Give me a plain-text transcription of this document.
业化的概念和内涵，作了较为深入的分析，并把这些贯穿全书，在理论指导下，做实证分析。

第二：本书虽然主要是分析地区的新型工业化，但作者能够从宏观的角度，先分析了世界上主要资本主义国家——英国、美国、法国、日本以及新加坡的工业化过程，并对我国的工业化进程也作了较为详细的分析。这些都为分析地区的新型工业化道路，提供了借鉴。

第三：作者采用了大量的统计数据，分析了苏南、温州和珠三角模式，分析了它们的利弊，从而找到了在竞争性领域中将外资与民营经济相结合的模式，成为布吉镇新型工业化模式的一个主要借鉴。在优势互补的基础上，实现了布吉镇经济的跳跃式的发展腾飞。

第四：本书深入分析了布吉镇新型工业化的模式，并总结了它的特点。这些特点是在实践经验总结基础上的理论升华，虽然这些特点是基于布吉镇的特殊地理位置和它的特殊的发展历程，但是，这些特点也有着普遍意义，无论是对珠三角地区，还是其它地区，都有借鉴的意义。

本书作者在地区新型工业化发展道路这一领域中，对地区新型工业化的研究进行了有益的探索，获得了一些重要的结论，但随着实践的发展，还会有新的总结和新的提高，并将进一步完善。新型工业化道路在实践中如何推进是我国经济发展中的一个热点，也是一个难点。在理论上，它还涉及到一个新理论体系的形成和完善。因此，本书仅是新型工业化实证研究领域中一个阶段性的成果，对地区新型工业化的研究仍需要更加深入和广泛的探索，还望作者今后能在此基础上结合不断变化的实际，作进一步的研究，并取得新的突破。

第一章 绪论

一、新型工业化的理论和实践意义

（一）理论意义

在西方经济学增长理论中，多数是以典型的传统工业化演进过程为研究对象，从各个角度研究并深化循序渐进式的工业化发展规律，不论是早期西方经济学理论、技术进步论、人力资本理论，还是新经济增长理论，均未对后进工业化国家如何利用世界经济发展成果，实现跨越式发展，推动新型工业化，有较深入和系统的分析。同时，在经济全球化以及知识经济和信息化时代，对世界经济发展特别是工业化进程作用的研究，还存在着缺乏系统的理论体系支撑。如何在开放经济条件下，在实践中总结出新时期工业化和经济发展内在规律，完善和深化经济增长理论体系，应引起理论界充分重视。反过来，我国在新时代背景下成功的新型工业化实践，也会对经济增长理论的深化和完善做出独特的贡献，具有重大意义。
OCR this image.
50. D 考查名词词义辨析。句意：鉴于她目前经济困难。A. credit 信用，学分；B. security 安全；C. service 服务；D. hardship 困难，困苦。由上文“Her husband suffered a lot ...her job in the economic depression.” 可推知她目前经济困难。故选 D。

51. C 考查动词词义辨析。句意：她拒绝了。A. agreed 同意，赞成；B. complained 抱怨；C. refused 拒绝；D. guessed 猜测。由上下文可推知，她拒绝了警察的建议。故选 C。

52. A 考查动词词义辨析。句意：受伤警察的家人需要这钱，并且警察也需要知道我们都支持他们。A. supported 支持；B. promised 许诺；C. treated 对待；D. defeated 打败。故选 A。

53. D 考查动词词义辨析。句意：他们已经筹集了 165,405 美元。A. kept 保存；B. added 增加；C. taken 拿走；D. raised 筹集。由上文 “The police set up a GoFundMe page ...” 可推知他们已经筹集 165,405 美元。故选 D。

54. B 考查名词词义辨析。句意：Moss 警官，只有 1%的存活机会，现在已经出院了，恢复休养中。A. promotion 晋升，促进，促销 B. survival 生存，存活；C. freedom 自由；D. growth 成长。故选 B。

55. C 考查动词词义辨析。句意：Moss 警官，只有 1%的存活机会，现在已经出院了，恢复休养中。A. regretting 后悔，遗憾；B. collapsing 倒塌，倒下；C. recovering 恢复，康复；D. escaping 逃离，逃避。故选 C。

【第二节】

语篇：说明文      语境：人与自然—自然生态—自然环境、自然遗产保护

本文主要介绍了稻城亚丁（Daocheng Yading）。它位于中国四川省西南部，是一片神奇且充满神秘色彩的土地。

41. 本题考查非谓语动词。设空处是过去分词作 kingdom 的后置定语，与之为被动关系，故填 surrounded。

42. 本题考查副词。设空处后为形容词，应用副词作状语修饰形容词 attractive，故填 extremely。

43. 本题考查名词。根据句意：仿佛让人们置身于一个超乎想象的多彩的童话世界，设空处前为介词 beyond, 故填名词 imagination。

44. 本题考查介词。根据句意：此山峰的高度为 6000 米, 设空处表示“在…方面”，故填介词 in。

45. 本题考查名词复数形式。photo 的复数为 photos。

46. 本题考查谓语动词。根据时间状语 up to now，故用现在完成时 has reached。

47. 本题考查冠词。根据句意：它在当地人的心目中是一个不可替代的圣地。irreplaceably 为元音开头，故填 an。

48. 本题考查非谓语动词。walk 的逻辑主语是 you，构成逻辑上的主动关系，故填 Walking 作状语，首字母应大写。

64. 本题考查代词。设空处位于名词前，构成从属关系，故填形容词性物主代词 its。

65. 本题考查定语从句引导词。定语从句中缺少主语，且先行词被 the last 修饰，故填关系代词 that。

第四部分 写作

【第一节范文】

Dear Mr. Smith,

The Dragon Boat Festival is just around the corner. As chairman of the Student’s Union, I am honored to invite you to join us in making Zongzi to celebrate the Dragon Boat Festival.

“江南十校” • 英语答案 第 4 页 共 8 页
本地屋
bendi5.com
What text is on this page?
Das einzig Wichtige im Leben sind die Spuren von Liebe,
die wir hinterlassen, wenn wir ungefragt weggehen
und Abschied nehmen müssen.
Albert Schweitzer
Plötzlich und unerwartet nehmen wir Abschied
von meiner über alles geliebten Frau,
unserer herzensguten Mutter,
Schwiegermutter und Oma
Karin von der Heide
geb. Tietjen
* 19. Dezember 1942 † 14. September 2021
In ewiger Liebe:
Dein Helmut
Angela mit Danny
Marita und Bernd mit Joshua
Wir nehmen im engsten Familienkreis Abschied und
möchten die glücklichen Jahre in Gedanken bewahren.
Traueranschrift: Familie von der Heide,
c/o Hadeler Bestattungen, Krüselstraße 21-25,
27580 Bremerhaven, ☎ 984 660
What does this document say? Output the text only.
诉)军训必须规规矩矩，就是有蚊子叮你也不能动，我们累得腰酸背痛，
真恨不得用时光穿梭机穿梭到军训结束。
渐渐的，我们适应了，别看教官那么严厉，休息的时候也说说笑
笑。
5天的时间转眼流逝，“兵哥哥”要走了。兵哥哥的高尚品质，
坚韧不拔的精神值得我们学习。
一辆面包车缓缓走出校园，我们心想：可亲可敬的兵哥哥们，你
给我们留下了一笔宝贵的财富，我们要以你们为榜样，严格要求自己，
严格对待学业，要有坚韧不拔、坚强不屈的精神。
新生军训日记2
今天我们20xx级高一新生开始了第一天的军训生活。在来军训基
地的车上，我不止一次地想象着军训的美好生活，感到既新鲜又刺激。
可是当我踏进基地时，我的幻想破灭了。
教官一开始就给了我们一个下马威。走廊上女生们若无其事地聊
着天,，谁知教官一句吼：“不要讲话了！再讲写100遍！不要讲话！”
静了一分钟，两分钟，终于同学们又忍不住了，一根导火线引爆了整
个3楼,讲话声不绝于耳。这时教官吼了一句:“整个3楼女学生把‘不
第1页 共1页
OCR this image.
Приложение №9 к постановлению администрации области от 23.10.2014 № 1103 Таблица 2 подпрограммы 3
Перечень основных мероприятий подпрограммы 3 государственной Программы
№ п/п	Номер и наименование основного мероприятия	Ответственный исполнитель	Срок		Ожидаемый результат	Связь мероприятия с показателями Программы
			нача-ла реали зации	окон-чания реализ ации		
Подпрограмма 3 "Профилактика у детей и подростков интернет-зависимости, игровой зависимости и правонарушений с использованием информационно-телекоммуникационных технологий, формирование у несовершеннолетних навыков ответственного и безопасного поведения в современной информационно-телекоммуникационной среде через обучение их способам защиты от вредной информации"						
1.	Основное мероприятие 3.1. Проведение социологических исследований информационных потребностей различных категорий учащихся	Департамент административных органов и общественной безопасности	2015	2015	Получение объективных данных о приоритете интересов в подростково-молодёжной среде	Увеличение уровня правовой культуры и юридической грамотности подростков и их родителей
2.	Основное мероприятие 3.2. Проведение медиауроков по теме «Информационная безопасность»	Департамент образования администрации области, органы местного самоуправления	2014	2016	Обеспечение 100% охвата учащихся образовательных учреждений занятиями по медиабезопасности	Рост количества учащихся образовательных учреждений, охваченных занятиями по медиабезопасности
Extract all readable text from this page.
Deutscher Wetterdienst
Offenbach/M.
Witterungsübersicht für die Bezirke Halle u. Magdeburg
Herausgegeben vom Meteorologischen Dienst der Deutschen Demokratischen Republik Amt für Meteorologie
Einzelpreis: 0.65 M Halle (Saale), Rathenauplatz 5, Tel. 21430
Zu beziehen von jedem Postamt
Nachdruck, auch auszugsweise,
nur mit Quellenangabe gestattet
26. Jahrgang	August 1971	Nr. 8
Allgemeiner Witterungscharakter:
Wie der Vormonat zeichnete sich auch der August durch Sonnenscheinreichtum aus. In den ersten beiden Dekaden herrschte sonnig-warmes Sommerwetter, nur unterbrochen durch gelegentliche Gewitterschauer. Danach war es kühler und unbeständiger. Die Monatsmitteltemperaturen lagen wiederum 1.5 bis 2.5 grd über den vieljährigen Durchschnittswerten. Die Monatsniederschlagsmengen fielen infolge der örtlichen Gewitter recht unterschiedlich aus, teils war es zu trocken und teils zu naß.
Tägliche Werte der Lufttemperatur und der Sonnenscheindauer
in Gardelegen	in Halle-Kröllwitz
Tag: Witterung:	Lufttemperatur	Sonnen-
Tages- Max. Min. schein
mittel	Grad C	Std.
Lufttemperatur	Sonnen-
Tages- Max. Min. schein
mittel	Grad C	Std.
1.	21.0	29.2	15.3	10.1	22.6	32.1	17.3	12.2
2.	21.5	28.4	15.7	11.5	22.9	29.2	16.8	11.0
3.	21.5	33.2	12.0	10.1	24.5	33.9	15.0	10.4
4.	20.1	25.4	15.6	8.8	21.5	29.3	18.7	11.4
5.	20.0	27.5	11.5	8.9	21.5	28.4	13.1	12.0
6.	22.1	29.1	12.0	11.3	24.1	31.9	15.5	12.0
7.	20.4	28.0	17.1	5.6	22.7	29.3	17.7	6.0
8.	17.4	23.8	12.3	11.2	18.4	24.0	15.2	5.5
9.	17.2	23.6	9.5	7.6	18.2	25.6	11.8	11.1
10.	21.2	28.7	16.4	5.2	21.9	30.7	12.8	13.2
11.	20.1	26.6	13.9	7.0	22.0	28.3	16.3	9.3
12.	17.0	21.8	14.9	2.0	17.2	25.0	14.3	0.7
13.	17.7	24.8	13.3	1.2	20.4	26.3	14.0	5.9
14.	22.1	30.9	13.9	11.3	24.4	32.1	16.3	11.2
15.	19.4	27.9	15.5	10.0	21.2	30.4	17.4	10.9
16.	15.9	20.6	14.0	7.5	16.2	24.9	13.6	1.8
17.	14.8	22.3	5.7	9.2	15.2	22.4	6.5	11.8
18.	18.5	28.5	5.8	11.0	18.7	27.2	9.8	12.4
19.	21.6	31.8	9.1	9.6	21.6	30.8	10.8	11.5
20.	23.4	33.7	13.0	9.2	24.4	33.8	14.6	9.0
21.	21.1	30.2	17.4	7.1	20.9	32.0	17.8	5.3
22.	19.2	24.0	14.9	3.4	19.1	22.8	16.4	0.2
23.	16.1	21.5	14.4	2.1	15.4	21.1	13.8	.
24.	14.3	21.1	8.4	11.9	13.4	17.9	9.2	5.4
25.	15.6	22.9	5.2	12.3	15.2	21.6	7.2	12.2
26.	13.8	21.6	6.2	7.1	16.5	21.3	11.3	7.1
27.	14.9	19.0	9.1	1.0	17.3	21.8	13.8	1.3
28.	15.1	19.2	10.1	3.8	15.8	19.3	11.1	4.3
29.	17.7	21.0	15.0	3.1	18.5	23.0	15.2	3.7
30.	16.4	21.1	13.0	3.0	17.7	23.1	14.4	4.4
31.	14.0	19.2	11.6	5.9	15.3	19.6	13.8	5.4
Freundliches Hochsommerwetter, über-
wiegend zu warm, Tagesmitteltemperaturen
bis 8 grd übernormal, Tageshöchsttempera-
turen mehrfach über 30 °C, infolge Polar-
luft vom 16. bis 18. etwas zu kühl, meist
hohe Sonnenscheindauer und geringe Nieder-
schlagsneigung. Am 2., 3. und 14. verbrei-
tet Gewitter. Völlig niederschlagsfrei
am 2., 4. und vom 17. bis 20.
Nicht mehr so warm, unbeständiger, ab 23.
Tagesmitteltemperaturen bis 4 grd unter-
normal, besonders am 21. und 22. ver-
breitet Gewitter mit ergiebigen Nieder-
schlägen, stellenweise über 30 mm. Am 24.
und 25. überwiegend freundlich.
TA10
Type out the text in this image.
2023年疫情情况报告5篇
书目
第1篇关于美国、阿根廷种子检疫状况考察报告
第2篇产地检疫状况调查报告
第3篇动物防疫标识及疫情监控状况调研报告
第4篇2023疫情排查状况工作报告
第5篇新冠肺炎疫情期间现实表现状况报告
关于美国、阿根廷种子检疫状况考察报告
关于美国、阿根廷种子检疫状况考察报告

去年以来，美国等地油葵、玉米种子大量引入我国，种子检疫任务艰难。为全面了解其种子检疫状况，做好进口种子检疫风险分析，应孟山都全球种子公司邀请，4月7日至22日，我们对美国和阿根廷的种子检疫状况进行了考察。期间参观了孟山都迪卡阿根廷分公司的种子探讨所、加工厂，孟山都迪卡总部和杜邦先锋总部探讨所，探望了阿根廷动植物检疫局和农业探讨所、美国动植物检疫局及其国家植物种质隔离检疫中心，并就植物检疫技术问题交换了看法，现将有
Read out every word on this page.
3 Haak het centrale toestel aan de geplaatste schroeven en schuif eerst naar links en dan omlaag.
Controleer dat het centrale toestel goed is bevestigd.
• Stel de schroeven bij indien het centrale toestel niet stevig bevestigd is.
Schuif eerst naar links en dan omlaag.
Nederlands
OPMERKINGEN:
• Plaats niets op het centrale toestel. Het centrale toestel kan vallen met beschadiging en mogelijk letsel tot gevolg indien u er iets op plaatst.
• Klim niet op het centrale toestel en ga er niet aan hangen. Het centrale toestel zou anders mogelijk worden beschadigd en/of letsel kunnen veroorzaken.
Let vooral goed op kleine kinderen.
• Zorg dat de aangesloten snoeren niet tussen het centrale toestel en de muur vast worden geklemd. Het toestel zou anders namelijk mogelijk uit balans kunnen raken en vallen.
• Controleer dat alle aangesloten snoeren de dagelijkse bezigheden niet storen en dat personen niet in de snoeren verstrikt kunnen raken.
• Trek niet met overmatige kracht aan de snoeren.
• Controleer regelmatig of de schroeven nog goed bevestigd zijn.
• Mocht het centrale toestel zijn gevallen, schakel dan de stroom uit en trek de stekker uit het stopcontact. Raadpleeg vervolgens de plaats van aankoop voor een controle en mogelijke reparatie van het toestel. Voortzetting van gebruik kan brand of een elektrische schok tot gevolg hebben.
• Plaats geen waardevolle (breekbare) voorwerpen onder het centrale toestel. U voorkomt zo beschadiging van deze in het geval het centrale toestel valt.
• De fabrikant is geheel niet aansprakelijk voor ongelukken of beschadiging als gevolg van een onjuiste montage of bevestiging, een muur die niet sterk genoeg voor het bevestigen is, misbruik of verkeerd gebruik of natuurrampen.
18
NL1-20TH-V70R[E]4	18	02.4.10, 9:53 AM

# # # # # # #

> [Exercise aim]
In the listing above, find each line with the word "Основное" and copy it.

> [Solution for this problem]
1.	Основное мероприятие 3.1. Проведение социологических исследований информационных потребностей различных категорий учащихся	Департамент административных органов и общественной безопасности	2015	2015	Получение объективных данных о приоритете интересов в подростково-молодёжной среде	Увеличение уровня правовой культуры и юридической грамотности подростков и их родителей
2.	Основное мероприятие 3.2. Проведение медиауроков по теме «Информационная безопасность»	Департамент образования администрации области, органы местного самоуправления	2014	2016	Обеспечение 100% охвата учащихся образовательных учреждений занятиями по медиабезопасности	Рост количества учащихся образовательных учреждений, охваченных занятиями по медиабезопасности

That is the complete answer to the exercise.